EXERCISE GOAL — Will you transcribe the entries that follow, exactly and in full?

Dataset records:
════════

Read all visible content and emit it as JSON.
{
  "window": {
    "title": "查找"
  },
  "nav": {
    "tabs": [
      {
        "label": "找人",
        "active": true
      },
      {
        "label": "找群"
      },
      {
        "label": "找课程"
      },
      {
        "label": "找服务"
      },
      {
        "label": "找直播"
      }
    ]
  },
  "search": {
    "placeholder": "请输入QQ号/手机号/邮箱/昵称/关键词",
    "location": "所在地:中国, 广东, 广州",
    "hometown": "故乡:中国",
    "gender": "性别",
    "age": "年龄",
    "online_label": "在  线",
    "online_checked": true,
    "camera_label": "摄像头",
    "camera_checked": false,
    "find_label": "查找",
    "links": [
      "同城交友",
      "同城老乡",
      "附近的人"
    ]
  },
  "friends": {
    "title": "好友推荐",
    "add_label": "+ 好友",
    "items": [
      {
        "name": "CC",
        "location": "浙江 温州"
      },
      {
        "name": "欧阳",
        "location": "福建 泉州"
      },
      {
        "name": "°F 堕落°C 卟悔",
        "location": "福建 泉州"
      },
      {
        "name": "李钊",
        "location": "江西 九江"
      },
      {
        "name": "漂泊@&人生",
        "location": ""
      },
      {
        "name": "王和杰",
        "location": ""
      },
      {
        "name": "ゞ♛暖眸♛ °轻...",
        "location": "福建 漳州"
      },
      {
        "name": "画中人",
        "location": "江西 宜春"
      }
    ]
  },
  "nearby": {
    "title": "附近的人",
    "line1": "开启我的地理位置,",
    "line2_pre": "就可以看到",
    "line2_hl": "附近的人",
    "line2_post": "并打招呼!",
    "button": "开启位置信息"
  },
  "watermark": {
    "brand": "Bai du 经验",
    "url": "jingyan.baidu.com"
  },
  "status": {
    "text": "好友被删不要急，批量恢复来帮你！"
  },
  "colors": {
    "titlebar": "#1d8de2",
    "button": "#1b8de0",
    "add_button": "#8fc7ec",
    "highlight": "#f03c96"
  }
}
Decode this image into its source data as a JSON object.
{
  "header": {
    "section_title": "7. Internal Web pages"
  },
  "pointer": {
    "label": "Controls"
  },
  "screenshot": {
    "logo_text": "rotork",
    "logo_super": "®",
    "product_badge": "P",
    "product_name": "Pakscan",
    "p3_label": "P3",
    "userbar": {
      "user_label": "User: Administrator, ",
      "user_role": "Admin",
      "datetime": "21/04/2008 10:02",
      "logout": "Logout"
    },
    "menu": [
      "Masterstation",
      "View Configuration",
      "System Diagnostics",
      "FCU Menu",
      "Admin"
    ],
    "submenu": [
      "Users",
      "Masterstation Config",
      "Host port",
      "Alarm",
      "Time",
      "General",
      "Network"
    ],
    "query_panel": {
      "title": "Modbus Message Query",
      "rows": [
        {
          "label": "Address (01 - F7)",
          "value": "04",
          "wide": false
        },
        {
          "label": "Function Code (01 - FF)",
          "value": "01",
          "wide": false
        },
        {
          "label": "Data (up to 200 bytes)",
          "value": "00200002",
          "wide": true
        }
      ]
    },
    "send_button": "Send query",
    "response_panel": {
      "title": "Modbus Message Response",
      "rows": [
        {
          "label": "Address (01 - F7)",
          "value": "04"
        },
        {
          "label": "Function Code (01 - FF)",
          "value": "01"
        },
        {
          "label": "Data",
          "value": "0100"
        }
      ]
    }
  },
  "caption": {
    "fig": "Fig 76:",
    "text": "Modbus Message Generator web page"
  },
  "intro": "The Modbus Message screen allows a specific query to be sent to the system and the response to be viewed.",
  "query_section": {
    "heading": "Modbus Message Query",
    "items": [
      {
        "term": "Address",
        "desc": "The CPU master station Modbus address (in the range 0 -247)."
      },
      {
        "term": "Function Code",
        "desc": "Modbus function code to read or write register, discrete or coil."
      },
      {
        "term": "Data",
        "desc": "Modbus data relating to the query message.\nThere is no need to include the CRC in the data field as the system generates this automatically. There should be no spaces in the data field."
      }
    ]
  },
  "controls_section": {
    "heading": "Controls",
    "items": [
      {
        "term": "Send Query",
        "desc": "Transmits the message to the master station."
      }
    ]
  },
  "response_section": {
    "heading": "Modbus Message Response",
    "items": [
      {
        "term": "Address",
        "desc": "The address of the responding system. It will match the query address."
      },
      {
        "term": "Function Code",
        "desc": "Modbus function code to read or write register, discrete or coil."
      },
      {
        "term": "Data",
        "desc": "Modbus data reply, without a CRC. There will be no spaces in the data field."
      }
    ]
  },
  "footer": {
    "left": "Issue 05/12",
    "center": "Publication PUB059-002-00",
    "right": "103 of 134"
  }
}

════════

RIGHT ANSWER —
Read all visible content and emit it as JSON.
{
  "window": {
    "title": "查找"
  },
  "nav": {
    "tabs": [
      {
        "label": "找人",
        "active": true
      },
      {
        "label": "找群"
      },
      {
        "label": "找课程"
      },
      {
        "label": "找服务"
      },
      {
        "label": "找直播"
      }
    ]
  },
  "search": {
    "placeholder": "请输入QQ号/手机号/邮箱/昵称/关键词",
    "location": "所在地:中国, 广东, 广州",
    "hometown": "故乡:中国",
    "gender": "性别",
    "age": "年龄",
    "online_label": "在  线",
    "online_checked": true,
    "camera_label": "摄像头",
    "camera_checked": false,
    "find_label": "查找",
    "links": [
      "同城交友",
      "同城老乡",
      "附近的人"
    ]
  },
  "friends": {
    "title": "好友推荐",
    "add_label": "+ 好友",
    "items": [
      {
        "name": "CC",
        "location": "浙江 温州"
      },
      {
        "name": "欧阳",
        "location": "福建 泉州"
      },
      {
        "name": "°F 堕落°C 卟悔",
        "location": "福建 泉州"
      },
      {
        "name": "李钊",
        "location": "江西 九江"
      },
      {
        "name": "漂泊@&人生",
        "location": ""
      },
      {
        "name": "王和杰",
        "location": ""
      },
      {
        "name": "ゞ♛暖眸♛ °轻...",
        "location": "福建 漳州"
      },
      {
        "name": "画中人",
        "location": "江西 宜春"
      }
    ]
  },
  "nearby": {
    "title": "附近的人",
    "line1": "开启我的地理位置,",
    "line2_pre": "就可以看到",
    "line2_hl": "附近的人",
    "line2_post": "并打招呼!",
    "button": "开启位置信息"
  },
  "watermark": {
    "brand": "Bai du 经验",
    "url": "jingyan.baidu.com"
  },
  "status": {
    "text": "好友被删不要急，批量恢复来帮你！"
  },
  "colors": {
    "titlebar": "#1d8de2",
    "button": "#1b8de0",
    "add_button": "#8fc7ec",
    "highlight": "#f03c96"
  }
}
Decode this image into its source data as a JSON object.
{
  "header": {
    "section_title": "7. Internal Web pages"
  },
  "pointer": {
    "label": "Controls"
  },
  "screenshot": {
    "logo_text": "rotork",
    "logo_super": "®",
    "product_badge": "P",
    "product_name": "Pakscan",
    "p3_label": "P3",
    "userbar": {
      "user_label": "User: Administrator, ",
      "user_role": "Admin",
      "datetime": "21/04/2008 10:02",
      "logout": "Logout"
    },
    "menu": [
      "Masterstation",
      "View Configuration",
      "System Diagnostics",
      "FCU Menu",
      "Admin"
    ],
    "submenu": [
      "Users",
      "Masterstation Config",
      "Host port",
      "Alarm",
      "Time",
      "General",
      "Network"
    ],
    "query_panel": {
      "title": "Modbus Message Query",
      "rows": [
        {
          "label": "Address (01 - F7)",
          "value": "04",
          "wide": false
        },
        {
          "label": "Function Code (01 - FF)",
          "value": "01",
          "wide": false
        },
        {
          "label": "Data (up to 200 bytes)",
          "value": "00200002",
          "wide": true
        }
      ]
    },
    "send_button": "Send query",
    "response_panel": {
      "title": "Modbus Message Response",
      "rows": [
        {
          "label": "Address (01 - F7)",
          "value": "04"
        },
        {
          "label": "Function Code (01 - FF)",
          "value": "01"
        },
        {
          "label": "Data",
          "value": "0100"
        }
      ]
    }
  },
  "caption": {
    "fig": "Fig 76:",
    "text": "Modbus Message Generator web page"
  },
  "intro": "The Modbus Message screen allows a specific query to be sent to the system and the response to be viewed.",
  "query_section": {
    "heading": "Modbus Message Query",
    "items": [
      {
        "term": "Address",
        "desc": "The CPU master station Modbus address (in the range 0 -247)."
      },
      {
        "term": "Function Code",
        "desc": "Modbus function code to read or write register, discrete or coil."
      },
      {
        "term": "Data",
        "desc": "Modbus data relating to the query message.\nThere is no need to include the CRC in the data field as the system generates this automatically. There should be no spaces in the data field."
      }
    ]
  },
  "controls_section": {
    "heading": "Controls",
    "items": [
      {
        "term": "Send Query",
        "desc": "Transmits the message to the master station."
      }
    ]
  },
  "response_section": {
    "heading": "Modbus Message Response",
    "items": [
      {
        "term": "Address",
        "desc": "The address of the responding system. It will match the query address."
      },
      {
        "term": "Function Code",
        "desc": "Modbus function code to read or write register, discrete or coil."
      },
      {
        "term": "Data",
        "desc": "Modbus data reply, without a CRC. There will be no spaces in the data field."
      }
    ]
  },
  "footer": {
    "left": "Issue 05/12",
    "center": "Publication PUB059-002-00",
    "right": "103 of 134"
  }
}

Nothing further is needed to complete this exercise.